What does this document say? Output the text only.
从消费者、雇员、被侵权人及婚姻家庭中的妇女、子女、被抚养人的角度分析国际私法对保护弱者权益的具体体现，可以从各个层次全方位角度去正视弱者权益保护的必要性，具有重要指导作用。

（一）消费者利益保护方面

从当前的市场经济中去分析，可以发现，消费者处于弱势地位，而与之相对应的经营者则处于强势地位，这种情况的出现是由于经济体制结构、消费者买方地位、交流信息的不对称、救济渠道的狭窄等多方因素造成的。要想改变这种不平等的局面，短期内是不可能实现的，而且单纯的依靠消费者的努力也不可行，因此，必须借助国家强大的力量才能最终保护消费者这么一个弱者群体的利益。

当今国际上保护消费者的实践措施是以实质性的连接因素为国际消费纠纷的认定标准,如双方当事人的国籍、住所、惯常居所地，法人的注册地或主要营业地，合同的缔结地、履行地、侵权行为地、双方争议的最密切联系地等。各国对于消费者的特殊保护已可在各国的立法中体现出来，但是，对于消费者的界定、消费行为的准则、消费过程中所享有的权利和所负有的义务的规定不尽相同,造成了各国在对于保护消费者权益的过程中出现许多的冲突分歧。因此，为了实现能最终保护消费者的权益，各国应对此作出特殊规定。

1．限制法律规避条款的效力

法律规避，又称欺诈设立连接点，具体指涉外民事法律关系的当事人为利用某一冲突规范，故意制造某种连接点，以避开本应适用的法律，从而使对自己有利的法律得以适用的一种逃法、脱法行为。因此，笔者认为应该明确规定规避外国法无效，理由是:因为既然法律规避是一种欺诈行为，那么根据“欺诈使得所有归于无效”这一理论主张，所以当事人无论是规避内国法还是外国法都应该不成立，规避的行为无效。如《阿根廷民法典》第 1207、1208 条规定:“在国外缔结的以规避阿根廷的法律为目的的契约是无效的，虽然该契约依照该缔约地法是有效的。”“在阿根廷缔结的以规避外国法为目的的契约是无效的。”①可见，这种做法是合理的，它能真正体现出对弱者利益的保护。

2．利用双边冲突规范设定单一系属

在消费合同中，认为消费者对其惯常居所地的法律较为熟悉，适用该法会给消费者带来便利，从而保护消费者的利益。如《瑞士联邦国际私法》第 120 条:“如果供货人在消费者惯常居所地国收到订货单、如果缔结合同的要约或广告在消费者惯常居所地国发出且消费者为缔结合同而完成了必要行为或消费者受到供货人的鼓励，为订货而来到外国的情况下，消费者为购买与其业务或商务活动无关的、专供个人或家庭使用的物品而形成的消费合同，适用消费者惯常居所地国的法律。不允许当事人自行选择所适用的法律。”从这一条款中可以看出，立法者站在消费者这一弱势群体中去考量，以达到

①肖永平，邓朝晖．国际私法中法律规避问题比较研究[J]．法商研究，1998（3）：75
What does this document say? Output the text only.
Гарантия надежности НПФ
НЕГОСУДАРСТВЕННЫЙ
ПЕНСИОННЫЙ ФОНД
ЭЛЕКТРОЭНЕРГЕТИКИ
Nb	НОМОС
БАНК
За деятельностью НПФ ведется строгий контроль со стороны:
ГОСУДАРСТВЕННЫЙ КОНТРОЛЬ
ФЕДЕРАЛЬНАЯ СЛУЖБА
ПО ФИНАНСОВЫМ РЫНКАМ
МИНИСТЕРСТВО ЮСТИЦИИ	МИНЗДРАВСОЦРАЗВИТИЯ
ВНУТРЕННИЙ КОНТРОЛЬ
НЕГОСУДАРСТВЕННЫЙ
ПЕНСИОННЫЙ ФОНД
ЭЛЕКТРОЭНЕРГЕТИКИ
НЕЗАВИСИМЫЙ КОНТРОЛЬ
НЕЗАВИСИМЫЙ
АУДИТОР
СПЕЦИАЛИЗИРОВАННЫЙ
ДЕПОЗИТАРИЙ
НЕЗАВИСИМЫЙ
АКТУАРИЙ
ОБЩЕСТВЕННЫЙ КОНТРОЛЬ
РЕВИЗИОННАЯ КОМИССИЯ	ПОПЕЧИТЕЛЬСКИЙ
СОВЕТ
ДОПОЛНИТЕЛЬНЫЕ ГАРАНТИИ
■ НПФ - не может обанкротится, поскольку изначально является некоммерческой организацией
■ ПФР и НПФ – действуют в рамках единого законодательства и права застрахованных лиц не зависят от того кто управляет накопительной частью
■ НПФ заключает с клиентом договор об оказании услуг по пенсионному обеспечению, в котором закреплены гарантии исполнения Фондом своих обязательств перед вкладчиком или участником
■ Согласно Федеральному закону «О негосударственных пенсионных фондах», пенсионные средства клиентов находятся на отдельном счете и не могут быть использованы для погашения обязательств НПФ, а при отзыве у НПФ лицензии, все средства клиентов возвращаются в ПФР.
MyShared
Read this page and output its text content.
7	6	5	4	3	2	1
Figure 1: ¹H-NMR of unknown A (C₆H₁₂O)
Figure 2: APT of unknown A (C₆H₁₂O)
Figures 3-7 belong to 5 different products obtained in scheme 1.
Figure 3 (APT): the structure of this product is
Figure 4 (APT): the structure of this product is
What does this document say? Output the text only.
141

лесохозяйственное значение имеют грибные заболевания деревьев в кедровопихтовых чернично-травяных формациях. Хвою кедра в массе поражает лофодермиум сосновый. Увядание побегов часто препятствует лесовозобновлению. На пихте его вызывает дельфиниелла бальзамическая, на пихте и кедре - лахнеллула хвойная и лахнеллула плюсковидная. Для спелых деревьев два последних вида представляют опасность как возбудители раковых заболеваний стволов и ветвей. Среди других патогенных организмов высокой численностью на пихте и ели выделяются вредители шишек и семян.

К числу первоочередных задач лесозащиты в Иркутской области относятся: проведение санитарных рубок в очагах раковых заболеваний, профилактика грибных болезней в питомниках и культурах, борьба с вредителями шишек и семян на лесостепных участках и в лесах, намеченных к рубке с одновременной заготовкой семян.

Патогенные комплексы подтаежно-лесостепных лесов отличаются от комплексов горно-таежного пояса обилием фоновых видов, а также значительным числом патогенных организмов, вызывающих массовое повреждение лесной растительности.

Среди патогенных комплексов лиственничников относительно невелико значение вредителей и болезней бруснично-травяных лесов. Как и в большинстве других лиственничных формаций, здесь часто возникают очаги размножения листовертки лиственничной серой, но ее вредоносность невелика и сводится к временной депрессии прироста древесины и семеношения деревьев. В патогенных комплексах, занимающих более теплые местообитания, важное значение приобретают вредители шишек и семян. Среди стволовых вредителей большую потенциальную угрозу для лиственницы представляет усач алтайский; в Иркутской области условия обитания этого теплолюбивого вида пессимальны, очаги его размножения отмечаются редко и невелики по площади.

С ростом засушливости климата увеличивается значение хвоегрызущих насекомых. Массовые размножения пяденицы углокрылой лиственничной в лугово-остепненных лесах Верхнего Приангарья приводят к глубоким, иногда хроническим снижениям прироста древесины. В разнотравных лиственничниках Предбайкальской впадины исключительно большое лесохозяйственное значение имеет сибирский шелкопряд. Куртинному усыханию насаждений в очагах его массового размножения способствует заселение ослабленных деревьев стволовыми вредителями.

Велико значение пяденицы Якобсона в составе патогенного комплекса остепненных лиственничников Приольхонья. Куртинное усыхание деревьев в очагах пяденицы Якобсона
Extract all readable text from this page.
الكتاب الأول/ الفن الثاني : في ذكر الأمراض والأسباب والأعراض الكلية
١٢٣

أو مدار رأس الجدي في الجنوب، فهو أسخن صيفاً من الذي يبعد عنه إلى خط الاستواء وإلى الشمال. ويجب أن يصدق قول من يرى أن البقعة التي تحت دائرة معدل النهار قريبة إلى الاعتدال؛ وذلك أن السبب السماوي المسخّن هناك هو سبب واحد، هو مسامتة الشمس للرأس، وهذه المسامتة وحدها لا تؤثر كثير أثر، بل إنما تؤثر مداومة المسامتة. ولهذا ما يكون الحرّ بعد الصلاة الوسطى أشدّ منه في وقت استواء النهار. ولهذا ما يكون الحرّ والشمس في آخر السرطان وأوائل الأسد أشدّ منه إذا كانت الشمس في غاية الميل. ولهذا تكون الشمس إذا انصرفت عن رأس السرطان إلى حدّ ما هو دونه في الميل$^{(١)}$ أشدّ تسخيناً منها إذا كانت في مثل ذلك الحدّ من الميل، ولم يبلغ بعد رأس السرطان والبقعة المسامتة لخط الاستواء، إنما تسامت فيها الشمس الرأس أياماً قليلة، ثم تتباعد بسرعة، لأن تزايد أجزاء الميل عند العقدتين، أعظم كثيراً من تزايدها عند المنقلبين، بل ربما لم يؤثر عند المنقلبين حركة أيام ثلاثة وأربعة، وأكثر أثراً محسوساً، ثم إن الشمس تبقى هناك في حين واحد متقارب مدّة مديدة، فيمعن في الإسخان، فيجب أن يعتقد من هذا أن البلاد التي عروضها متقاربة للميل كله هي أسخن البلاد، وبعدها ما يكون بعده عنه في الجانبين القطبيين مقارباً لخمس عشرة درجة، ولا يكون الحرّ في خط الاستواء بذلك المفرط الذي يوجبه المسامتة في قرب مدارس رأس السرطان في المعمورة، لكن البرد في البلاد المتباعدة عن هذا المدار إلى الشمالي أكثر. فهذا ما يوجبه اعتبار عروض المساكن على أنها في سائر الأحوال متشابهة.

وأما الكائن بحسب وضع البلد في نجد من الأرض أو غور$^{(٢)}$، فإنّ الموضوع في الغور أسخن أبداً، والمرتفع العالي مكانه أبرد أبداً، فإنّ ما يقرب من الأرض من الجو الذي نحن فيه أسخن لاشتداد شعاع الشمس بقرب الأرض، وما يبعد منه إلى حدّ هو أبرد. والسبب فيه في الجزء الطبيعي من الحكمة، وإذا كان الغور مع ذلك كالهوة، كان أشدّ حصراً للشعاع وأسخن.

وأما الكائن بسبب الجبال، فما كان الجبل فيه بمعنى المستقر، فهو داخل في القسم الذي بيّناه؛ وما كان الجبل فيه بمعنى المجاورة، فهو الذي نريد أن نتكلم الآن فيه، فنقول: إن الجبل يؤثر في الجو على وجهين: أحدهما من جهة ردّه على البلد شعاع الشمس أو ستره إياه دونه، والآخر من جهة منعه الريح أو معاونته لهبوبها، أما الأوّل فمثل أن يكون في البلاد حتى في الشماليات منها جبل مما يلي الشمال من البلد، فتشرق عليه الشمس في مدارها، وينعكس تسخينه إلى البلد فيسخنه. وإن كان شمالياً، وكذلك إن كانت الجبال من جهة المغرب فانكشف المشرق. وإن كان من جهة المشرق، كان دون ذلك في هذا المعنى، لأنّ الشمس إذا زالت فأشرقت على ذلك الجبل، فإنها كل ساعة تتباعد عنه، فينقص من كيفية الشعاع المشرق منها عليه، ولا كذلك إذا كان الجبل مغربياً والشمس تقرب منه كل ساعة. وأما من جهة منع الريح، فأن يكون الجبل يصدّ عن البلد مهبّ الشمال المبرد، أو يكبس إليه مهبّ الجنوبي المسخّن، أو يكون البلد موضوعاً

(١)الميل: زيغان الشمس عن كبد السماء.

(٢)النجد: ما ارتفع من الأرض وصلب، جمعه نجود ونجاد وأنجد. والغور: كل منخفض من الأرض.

● Written request:
Each line above that includes "очагах" should be shown.

● Task result:
К числу первоочередных задач лесозащиты в Иркутской области относятся: проведение санитарных рубок в очагах раковых заболеваний, профилактика грибных болезней в питомниках и культурах, борьба с вредителями шишек и семян на лесостепных участках и в лесах, намеченных к рубке с одновременной заготовкой семян.
С ростом засушливости климата увеличивается значение хвоегрызущих насекомых. Массовые размножения пяденицы углокрылой лиственничной в лугово-остепненных лесах Верхнего Приангарья приводят к глубоким, иногда хроническим снижениям прироста древесины. В разнотравных лиственничниках Предбайкальской впадины исключительно большое лесохозяйственное значение имеет сибирский шелкопряд. Куртинному усыханию насаждений в очагах его массового размножения способствует заселение ослабленных деревьев стволовыми вредителями.
Велико значение пяденицы Якобсона в составе патогенного комплекса остепненных лиственничников Приольхонья. Куртинное усыхание деревьев в очагах пяденицы Якобсона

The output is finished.